### What you will do
Copy out every line in which the string "también" occurs.

** Start Material for this exercise **

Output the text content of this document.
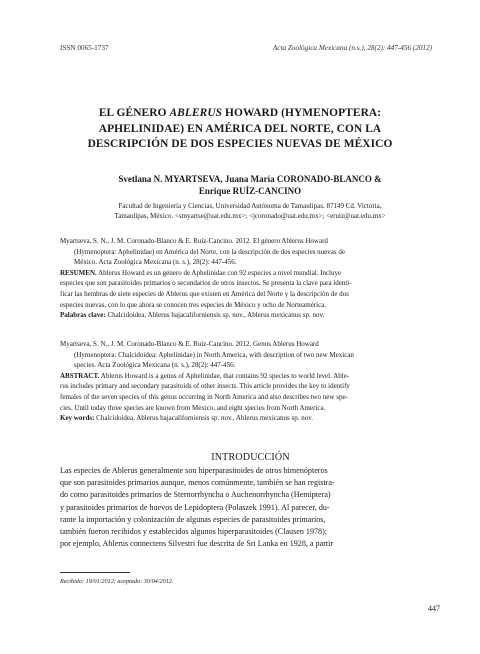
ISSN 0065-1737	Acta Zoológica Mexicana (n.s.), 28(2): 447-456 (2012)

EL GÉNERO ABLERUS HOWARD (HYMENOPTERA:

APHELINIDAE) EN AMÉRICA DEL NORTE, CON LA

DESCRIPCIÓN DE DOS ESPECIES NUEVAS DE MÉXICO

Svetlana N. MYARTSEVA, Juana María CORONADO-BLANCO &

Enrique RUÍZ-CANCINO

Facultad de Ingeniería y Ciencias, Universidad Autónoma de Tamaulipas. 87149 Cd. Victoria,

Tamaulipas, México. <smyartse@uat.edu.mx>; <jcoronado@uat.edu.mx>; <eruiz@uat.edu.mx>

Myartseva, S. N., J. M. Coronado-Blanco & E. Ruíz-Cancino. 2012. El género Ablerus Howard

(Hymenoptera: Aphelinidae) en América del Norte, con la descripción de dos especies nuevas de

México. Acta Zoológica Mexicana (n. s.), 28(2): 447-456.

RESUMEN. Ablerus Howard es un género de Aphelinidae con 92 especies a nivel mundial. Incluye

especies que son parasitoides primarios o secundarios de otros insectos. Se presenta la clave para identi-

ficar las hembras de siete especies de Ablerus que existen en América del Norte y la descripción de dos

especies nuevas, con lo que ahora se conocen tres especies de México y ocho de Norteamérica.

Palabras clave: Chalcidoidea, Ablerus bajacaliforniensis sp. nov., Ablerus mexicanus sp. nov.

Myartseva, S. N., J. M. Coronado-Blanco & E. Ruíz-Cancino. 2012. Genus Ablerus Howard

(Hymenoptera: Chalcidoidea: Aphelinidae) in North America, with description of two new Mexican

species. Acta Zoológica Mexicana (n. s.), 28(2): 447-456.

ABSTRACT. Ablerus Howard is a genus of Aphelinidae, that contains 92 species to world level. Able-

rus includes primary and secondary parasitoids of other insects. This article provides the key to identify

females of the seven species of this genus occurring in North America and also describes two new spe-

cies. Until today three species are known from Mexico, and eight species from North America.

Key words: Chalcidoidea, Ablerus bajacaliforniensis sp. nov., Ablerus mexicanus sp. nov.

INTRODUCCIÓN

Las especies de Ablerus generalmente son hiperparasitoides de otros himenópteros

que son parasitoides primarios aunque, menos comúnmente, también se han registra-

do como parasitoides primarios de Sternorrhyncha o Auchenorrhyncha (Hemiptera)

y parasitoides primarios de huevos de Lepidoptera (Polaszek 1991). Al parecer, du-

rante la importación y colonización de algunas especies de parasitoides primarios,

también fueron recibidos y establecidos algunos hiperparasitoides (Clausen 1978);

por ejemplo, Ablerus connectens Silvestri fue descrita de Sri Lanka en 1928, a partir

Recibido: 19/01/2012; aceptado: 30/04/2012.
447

** End Material for this exercise **
** Start Material for this exercise **

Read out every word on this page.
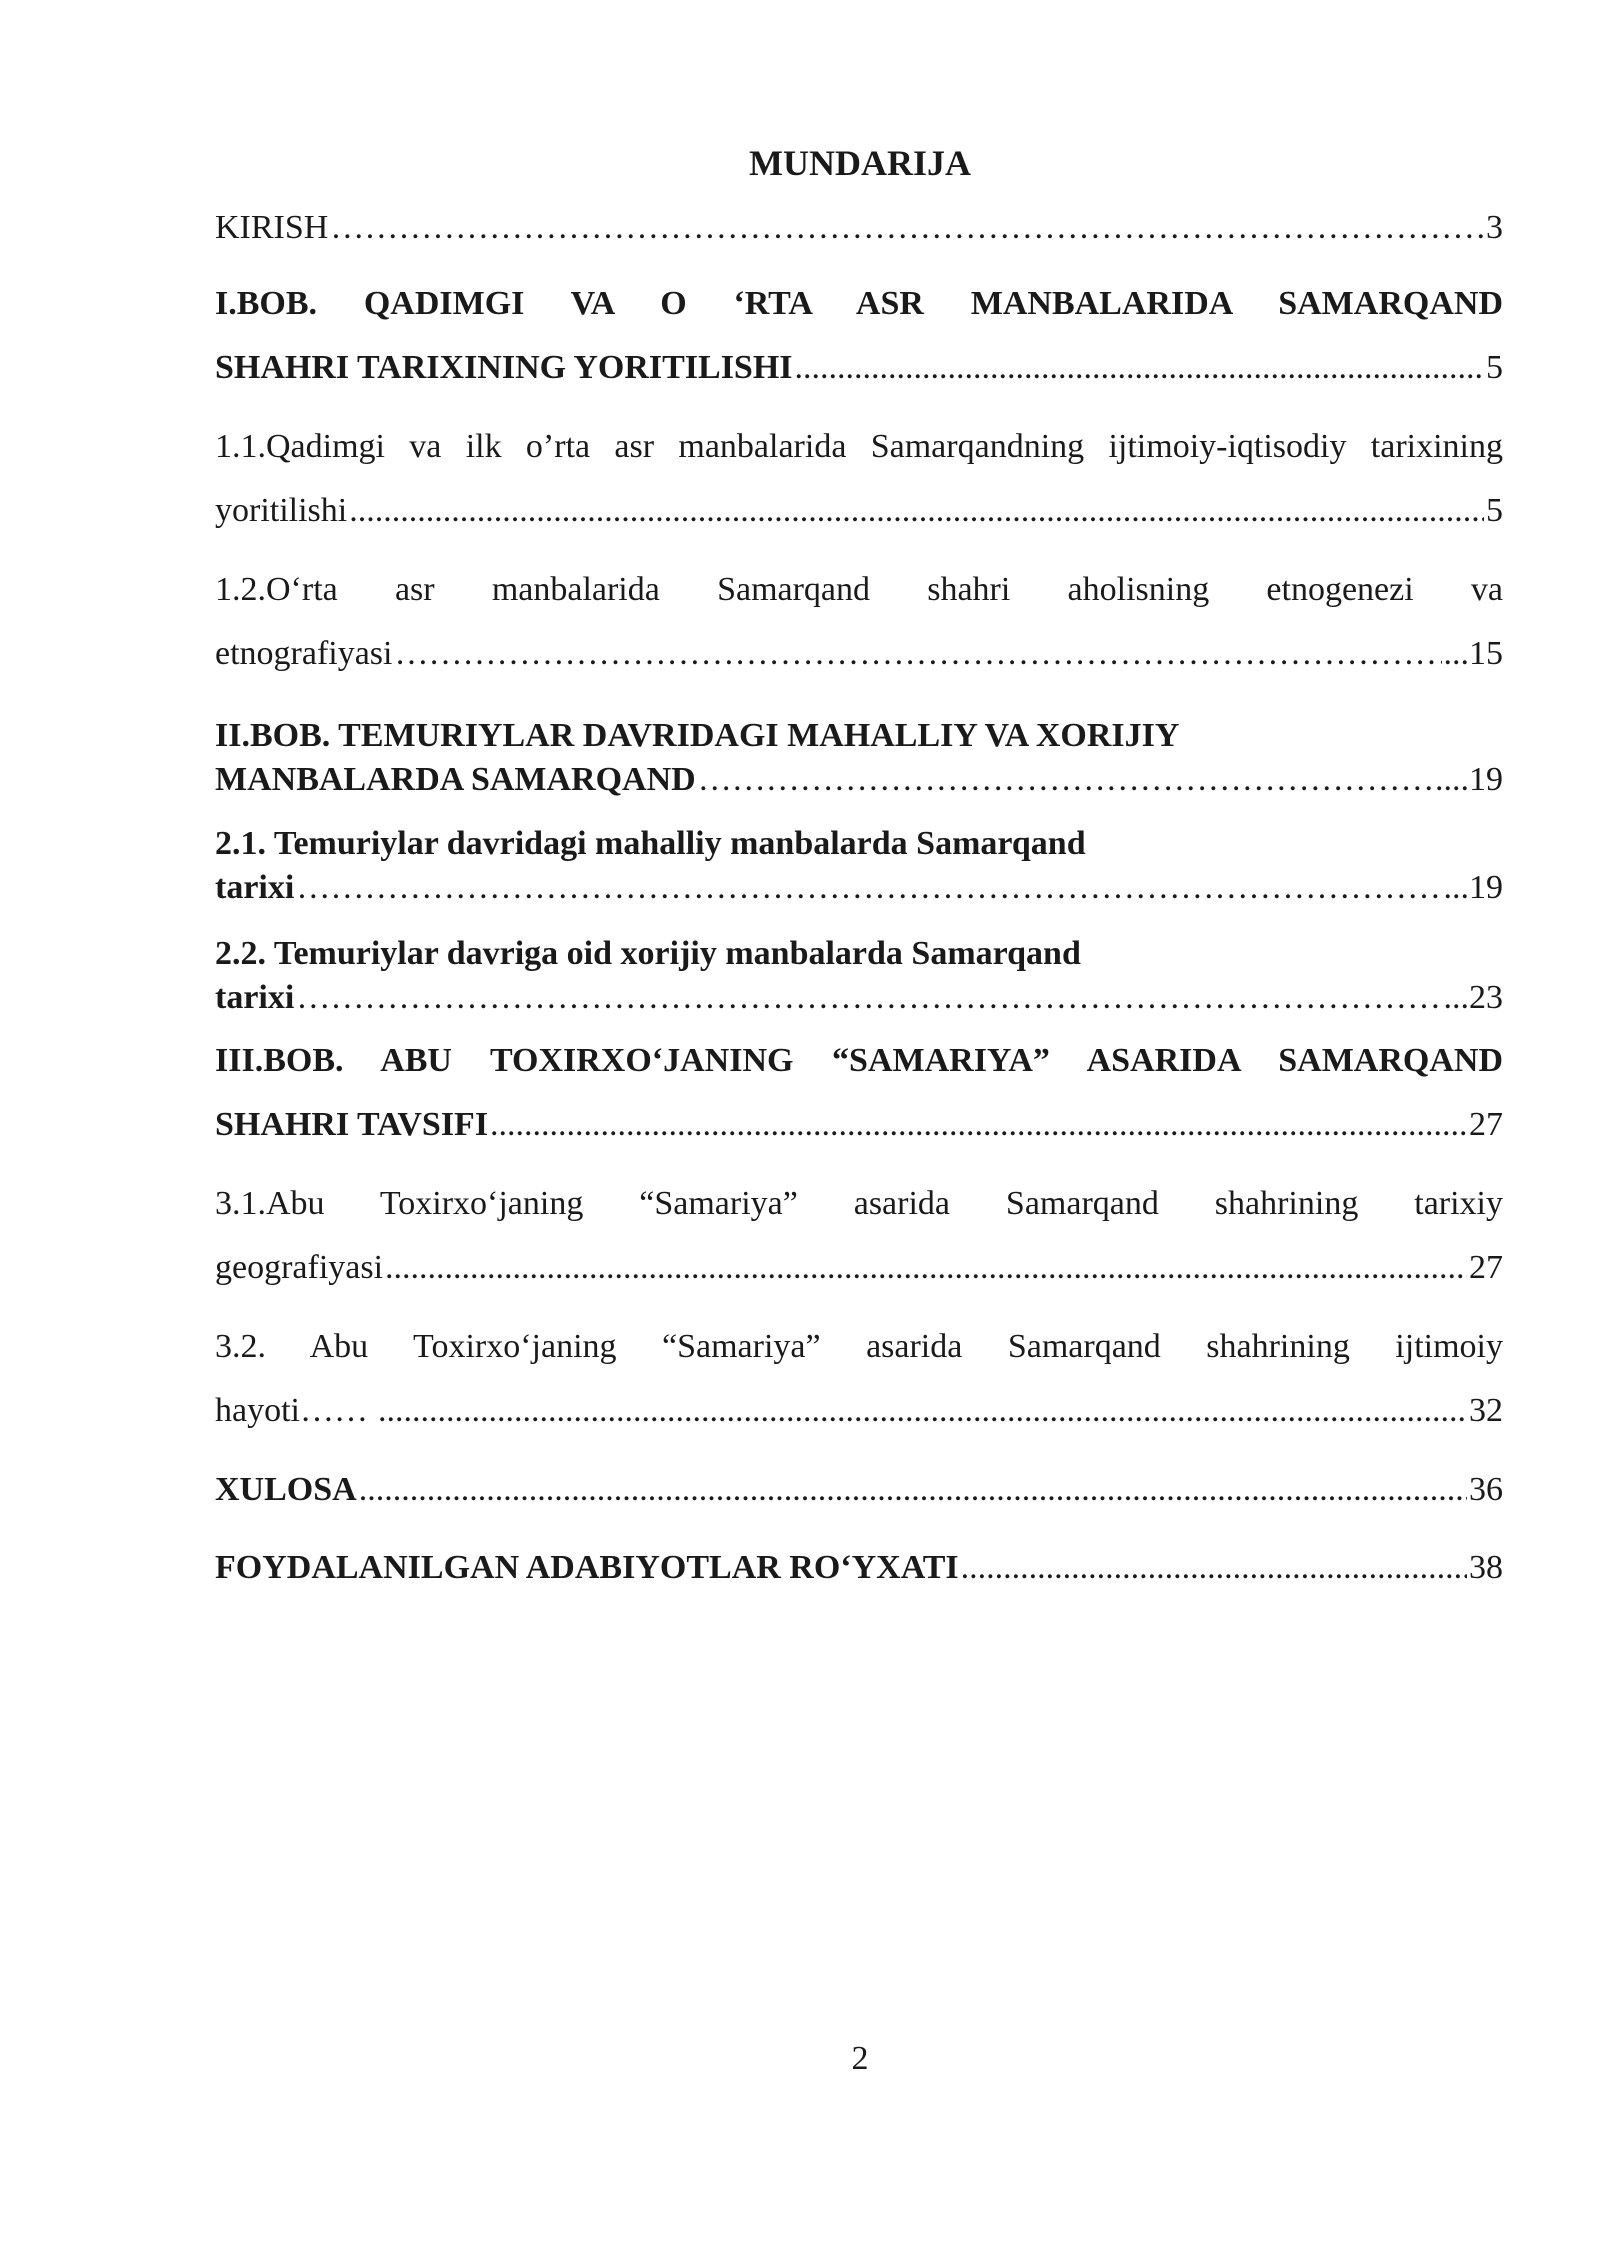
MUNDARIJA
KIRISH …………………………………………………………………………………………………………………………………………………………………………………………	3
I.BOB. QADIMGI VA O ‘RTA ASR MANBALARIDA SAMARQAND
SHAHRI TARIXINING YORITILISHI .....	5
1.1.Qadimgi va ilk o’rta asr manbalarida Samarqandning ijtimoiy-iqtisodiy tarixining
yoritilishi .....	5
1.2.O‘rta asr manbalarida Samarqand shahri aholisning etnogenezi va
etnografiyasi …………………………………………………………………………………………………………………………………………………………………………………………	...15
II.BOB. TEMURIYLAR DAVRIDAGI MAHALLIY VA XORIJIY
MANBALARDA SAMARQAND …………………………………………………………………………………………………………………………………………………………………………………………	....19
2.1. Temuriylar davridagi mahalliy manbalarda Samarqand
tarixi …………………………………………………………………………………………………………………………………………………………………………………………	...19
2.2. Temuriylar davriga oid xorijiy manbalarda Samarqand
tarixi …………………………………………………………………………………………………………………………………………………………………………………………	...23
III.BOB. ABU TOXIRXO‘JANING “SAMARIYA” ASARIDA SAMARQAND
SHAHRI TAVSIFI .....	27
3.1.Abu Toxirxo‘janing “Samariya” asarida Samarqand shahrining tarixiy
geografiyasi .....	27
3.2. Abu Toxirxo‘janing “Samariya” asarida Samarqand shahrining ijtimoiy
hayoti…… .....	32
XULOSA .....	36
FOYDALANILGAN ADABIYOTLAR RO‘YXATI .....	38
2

** End Material for this exercise **

### Result for this task
que son parasitoides primarios aunque, menos comúnmente, también se han registra-
también fueron recibidos y establecidos algunos hiperparasitoides (Clausen 1978);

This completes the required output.